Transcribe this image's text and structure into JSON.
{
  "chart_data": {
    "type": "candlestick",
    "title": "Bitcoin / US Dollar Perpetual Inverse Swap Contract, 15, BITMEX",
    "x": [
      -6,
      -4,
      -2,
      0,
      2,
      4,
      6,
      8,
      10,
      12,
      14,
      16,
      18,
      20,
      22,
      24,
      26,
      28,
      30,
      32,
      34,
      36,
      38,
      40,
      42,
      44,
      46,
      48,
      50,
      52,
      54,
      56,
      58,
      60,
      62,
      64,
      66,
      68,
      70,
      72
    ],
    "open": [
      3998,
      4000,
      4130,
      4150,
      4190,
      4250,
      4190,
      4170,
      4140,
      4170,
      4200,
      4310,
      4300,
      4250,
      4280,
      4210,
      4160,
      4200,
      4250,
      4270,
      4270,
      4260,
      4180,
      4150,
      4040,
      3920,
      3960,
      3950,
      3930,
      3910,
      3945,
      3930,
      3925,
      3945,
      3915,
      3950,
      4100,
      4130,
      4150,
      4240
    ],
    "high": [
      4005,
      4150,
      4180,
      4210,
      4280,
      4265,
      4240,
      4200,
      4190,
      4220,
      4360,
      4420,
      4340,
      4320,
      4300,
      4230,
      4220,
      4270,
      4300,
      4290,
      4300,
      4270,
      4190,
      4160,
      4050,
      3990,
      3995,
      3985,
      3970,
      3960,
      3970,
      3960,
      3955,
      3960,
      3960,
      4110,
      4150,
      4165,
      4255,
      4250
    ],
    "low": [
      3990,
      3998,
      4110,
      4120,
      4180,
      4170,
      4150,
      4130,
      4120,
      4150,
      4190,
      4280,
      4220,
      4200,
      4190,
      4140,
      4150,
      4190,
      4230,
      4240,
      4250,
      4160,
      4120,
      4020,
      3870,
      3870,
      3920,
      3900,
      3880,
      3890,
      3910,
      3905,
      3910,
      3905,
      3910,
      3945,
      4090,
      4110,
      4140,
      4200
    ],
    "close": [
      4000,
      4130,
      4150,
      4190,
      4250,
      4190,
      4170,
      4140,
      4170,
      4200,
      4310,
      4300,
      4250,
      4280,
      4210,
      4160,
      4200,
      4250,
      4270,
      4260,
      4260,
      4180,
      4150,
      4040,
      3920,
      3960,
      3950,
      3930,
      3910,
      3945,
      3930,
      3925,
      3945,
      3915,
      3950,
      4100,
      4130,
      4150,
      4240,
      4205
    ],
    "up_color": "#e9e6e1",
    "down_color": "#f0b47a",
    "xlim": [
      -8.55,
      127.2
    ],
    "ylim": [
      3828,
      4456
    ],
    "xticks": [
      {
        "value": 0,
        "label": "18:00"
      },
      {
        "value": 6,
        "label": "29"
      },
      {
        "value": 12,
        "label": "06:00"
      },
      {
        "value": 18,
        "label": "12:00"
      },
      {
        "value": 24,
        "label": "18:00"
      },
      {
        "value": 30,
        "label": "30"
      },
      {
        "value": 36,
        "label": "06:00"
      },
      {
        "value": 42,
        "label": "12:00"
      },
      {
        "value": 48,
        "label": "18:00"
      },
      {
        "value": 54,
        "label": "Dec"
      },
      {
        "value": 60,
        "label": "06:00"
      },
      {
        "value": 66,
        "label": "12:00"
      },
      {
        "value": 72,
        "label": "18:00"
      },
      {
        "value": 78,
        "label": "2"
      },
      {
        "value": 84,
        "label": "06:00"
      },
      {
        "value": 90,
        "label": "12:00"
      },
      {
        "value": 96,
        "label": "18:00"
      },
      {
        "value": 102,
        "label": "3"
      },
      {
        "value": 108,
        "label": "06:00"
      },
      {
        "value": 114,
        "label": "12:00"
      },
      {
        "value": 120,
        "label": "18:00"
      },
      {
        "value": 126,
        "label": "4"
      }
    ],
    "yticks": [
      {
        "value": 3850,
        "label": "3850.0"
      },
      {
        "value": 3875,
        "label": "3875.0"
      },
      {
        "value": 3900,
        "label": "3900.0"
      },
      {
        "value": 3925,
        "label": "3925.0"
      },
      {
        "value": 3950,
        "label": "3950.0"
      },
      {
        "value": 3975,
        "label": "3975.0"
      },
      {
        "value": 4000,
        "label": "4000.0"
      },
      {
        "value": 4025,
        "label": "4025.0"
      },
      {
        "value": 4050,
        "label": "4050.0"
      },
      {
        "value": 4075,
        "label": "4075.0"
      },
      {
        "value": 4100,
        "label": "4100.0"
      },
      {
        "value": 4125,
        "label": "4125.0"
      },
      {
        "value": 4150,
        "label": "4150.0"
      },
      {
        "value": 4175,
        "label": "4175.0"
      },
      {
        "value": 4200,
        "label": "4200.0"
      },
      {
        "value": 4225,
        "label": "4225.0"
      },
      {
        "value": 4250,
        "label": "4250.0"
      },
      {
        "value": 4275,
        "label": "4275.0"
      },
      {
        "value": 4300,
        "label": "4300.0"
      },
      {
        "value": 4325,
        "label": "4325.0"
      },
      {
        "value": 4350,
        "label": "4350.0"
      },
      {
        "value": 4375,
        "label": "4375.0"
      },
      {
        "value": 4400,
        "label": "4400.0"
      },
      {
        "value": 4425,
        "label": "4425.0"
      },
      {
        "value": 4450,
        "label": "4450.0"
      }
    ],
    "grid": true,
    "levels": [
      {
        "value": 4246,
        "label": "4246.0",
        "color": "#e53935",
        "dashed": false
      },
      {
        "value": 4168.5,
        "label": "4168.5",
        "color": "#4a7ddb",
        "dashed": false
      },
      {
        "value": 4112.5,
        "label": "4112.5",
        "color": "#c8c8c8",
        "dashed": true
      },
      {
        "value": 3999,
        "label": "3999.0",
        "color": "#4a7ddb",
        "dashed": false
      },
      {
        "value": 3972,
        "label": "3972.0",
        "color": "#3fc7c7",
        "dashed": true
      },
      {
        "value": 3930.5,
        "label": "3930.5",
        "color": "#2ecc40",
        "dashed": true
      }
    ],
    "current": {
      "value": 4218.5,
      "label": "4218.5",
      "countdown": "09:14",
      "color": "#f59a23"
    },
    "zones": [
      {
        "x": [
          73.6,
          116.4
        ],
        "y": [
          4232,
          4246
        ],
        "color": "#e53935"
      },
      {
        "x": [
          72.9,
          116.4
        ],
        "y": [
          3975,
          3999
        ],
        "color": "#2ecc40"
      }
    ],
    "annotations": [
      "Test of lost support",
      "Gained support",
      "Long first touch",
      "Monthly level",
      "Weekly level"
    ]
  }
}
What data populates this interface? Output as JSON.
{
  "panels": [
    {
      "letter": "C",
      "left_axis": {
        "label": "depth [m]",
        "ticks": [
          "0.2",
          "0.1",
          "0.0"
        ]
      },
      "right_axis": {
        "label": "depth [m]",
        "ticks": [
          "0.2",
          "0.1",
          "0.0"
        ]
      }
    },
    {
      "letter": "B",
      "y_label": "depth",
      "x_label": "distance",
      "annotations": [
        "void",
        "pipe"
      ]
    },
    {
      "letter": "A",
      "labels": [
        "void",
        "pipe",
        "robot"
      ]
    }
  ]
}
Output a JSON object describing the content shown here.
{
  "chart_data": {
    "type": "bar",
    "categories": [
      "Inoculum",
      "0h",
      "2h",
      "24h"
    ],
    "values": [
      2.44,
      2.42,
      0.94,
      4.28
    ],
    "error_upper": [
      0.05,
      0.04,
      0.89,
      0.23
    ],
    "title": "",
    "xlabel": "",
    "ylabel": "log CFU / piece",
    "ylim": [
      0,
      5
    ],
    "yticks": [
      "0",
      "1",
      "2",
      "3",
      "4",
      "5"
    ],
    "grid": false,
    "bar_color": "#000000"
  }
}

TO DO => Repeat the data exactly. Leave nothing out.

THE RESPONSE =>
Transcribe this image's text and structure into JSON.
{
  "chart_data": {
    "type": "candlestick",
    "title": "Bitcoin / US Dollar Perpetual Inverse Swap Contract, 15, BITMEX",
    "x": [
      -6,
      -4,
      -2,
      0,
      2,
      4,
      6,
      8,
      10,
      12,
      14,
      16,
      18,
      20,
      22,
      24,
      26,
      28,
      30,
      32,
      34,
      36,
      38,
      40,
      42,
      44,
      46,
      48,
      50,
      52,
      54,
      56,
      58,
      60,
      62,
      64,
      66,
      68,
      70,
      72
    ],
    "open": [
      3998,
      4000,
      4130,
      4150,
      4190,
      4250,
      4190,
      4170,
      4140,
      4170,
      4200,
      4310,
      4300,
      4250,
      4280,
      4210,
      4160,
      4200,
      4250,
      4270,
      4270,
      4260,
      4180,
      4150,
      4040,
      3920,
      3960,
      3950,
      3930,
      3910,
      3945,
      3930,
      3925,
      3945,
      3915,
      3950,
      4100,
      4130,
      4150,
      4240
    ],
    "high": [
      4005,
      4150,
      4180,
      4210,
      4280,
      4265,
      4240,
      4200,
      4190,
      4220,
      4360,
      4420,
      4340,
      4320,
      4300,
      4230,
      4220,
      4270,
      4300,
      4290,
      4300,
      4270,
      4190,
      4160,
      4050,
      3990,
      3995,
      3985,
      3970,
      3960,
      3970,
      3960,
      3955,
      3960,
      3960,
      4110,
      4150,
      4165,
      4255,
      4250
    ],
    "low": [
      3990,
      3998,
      4110,
      4120,
      4180,
      4170,
      4150,
      4130,
      4120,
      4150,
      4190,
      4280,
      4220,
      4200,
      4190,
      4140,
      4150,
      4190,
      4230,
      4240,
      4250,
      4160,
      4120,
      4020,
      3870,
      3870,
      3920,
      3900,
      3880,
      3890,
      3910,
      3905,
      3910,
      3905,
      3910,
      3945,
      4090,
      4110,
      4140,
      4200
    ],
    "close": [
      4000,
      4130,
      4150,
      4190,
      4250,
      4190,
      4170,
      4140,
      4170,
      4200,
      4310,
      4300,
      4250,
      4280,
      4210,
      4160,
      4200,
      4250,
      4270,
      4260,
      4260,
      4180,
      4150,
      4040,
      3920,
      3960,
      3950,
      3930,
      3910,
      3945,
      3930,
      3925,
      3945,
      3915,
      3950,
      4100,
      4130,
      4150,
      4240,
      4205
    ],
    "up_color": "#e9e6e1",
    "down_color": "#f0b47a",
    "xlim": [
      -8.55,
      127.2
    ],
    "ylim": [
      3828,
      4456
    ],
    "xticks": [
      {
        "value": 0,
        "label": "18:00"
      },
      {
        "value": 6,
        "label": "29"
      },
      {
        "value": 12,
        "label": "06:00"
      },
      {
        "value": 18,
        "label": "12:00"
      },
      {
        "value": 24,
        "label": "18:00"
      },
      {
        "value": 30,
        "label": "30"
      },
      {
        "value": 36,
        "label": "06:00"
      },
      {
        "value": 42,
        "label": "12:00"
      },
      {
        "value": 48,
        "label": "18:00"
      },
      {
        "value": 54,
        "label": "Dec"
      },
      {
        "value": 60,
        "label": "06:00"
      },
      {
        "value": 66,
        "label": "12:00"
      },
      {
        "value": 72,
        "label": "18:00"
      },
      {
        "value": 78,
        "label": "2"
      },
      {
        "value": 84,
        "label": "06:00"
      },
      {
        "value": 90,
        "label": "12:00"
      },
      {
        "value": 96,
        "label": "18:00"
      },
      {
        "value": 102,
        "label": "3"
      },
      {
        "value": 108,
        "label": "06:00"
      },
      {
        "value": 114,
        "label": "12:00"
      },
      {
        "value": 120,
        "label": "18:00"
      },
      {
        "value": 126,
        "label": "4"
      }
    ],
    "yticks": [
      {
        "value": 3850,
        "label": "3850.0"
      },
      {
        "value": 3875,
        "label": "3875.0"
      },
      {
        "value": 3900,
        "label": "3900.0"
      },
      {
        "value": 3925,
        "label": "3925.0"
      },
      {
        "value": 3950,
        "label": "3950.0"
      },
      {
        "value": 3975,
        "label": "3975.0"
      },
      {
        "value": 4000,
        "label": "4000.0"
      },
      {
        "value": 4025,
        "label": "4025.0"
      },
      {
        "value": 4050,
        "label": "4050.0"
      },
      {
        "value": 4075,
        "label": "4075.0"
      },
      {
        "value": 4100,
        "label": "4100.0"
      },
      {
        "value": 4125,
        "label": "4125.0"
      },
      {
        "value": 4150,
        "label": "4150.0"
      },
      {
        "value": 4175,
        "label": "4175.0"
      },
      {
        "value": 4200,
        "label": "4200.0"
      },
      {
        "value": 4225,
        "label": "4225.0"
      },
      {
        "value": 4250,
        "label": "4250.0"
      },
      {
        "value": 4275,
        "label": "4275.0"
      },
      {
        "value": 4300,
        "label": "4300.0"
      },
      {
        "value": 4325,
        "label": "4325.0"
      },
      {
        "value": 4350,
        "label": "4350.0"
      },
      {
        "value": 4375,
        "label": "4375.0"
      },
      {
        "value": 4400,
        "label": "4400.0"
      },
      {
        "value": 4425,
        "label": "4425.0"
      },
      {
        "value": 4450,
        "label": "4450.0"
      }
    ],
    "grid": true,
    "levels": [
      {
        "value": 4246,
        "label": "4246.0",
        "color": "#e53935",
        "dashed": false
      },
      {
        "value": 4168.5,
        "label": "4168.5",
        "color": "#4a7ddb",
        "dashed": false
      },
      {
        "value": 4112.5,
        "label": "4112.5",
        "color": "#c8c8c8",
        "dashed": true
      },
      {
        "value": 3999,
        "label": "3999.0",
        "color": "#4a7ddb",
        "dashed": false
      },
      {
        "value": 3972,
        "label": "3972.0",
        "color": "#3fc7c7",
        "dashed": true
      },
      {
        "value": 3930.5,
        "label": "3930.5",
        "color": "#2ecc40",
        "dashed": true
      }
    ],
    "current": {
      "value": 4218.5,
      "label": "4218.5",
      "countdown": "09:14",
      "color": "#f59a23"
    },
    "zones": [
      {
        "x": [
          73.6,
          116.4
        ],
        "y": [
          4232,
          4246
        ],
        "color": "#e53935"
      },
      {
        "x": [
          72.9,
          116.4
        ],
        "y": [
          3975,
          3999
        ],
        "color": "#2ecc40"
      }
    ],
    "annotations": [
      "Test of lost support",
      "Gained support",
      "Long first touch",
      "Monthly level",
      "Weekly level"
    ]
  }
}
What data populates this interface? Output as JSON.
{
  "panels": [
    {
      "letter": "C",
      "left_axis": {
        "label": "depth [m]",
        "ticks": [
          "0.2",
          "0.1",
          "0.0"
        ]
      },
      "right_axis": {
        "label": "depth [m]",
        "ticks": [
          "0.2",
          "0.1",
          "0.0"
        ]
      }
    },
    {
      "letter": "B",
      "y_label": "depth",
      "x_label": "distance",
      "annotations": [
        "void",
        "pipe"
      ]
    },
    {
      "letter": "A",
      "labels": [
        "void",
        "pipe",
        "robot"
      ]
    }
  ]
}
Output a JSON object describing the content shown here.
{
  "chart_data": {
    "type": "bar",
    "categories": [
      "Inoculum",
      "0h",
      "2h",
      "24h"
    ],
    "values": [
      2.44,
      2.42,
      0.94,
      4.28
    ],
    "error_upper": [
      0.05,
      0.04,
      0.89,
      0.23
    ],
    "title": "",
    "xlabel": "",
    "ylabel": "log CFU / piece",
    "ylim": [
      0,
      5
    ],
    "yticks": [
      "0",
      "1",
      "2",
      "3",
      "4",
      "5"
    ],
    "grid": false,
    "bar_color": "#000000"
  }
}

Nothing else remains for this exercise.